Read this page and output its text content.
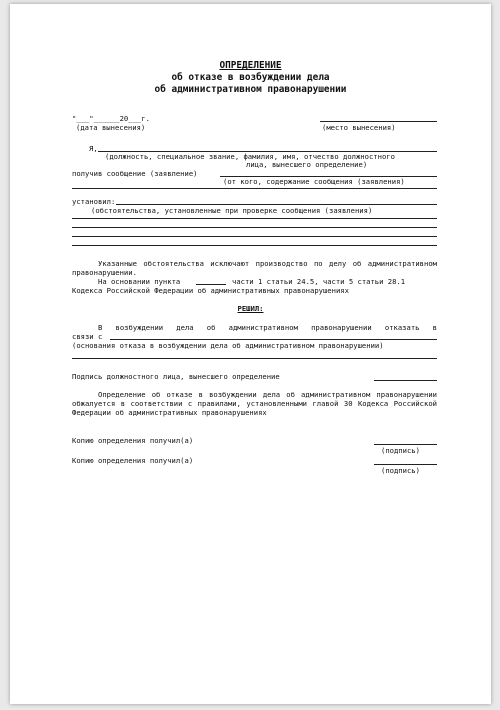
ОПРЕДЕЛЕНИЕ
об отказе в возбуждении дела
об административном правонарушении
"___"______20___г.
(дата вынесения)	(место вынесения)
Я,
(должность, специальное звание, фамилия, имя, отчество должностного
лица, вынесшего определение)
получив сообщение (заявление)
(от кого, содержание сообщения (заявления)
установил:
(обстоятельства, установленные при проверке сообщения (заявления)
Указанные обстоятельства исключают производство по делу об административном правонарушении.
На основании пункта	части 1 статьи 24.5, части 5 статьи 28.1
Кодекса Российской Федерации об административных правонарушениях
РЕШИЛ:
В возбуждении дела об административном правонарушении отказать в
связи с
(основания отказа в возбуждении дела об административном правонарушении)
Подпись должностного лица, вынесшего определение
Определение об отказе в возбуждении дела об административном правонарушении обжалуется в соответствии с правилами, установленными главой 30 Кодекса Российской Федерации об административных правонарушениях
Копию определения получил(а)
(подпись)
Копию определения получил(а)
(подпись)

──────

Transcribe the records above exactly, omitting every picture they contain.

Read this page and output its text content.
ОПРЕДЕЛЕНИЕ
об отказе в возбуждении дела
об административном правонарушении
"___"______20___г.
(дата вынесения)	(место вынесения)
Я,
(должность, специальное звание, фамилия, имя, отчество должностного
лица, вынесшего определение)
получив сообщение (заявление)
(от кого, содержание сообщения (заявления)
установил:
(обстоятельства, установленные при проверке сообщения (заявления)
Указанные обстоятельства исключают производство по делу об административном правонарушении.
На основании пункта	части 1 статьи 24.5, части 5 статьи 28.1
Кодекса Российской Федерации об административных правонарушениях
РЕШИЛ:
В возбуждении дела об административном правонарушении отказать в
связи с
(основания отказа в возбуждении дела об административном правонарушении)
Подпись должностного лица, вынесшего определение
Определение об отказе в возбуждении дела об административном правонарушении обжалуется в соответствии с правилами, установленными главой 30 Кодекса Российской Федерации об административных правонарушениях
Копию определения получил(а)
(подпись)
Копию определения получил(а)
(подпись)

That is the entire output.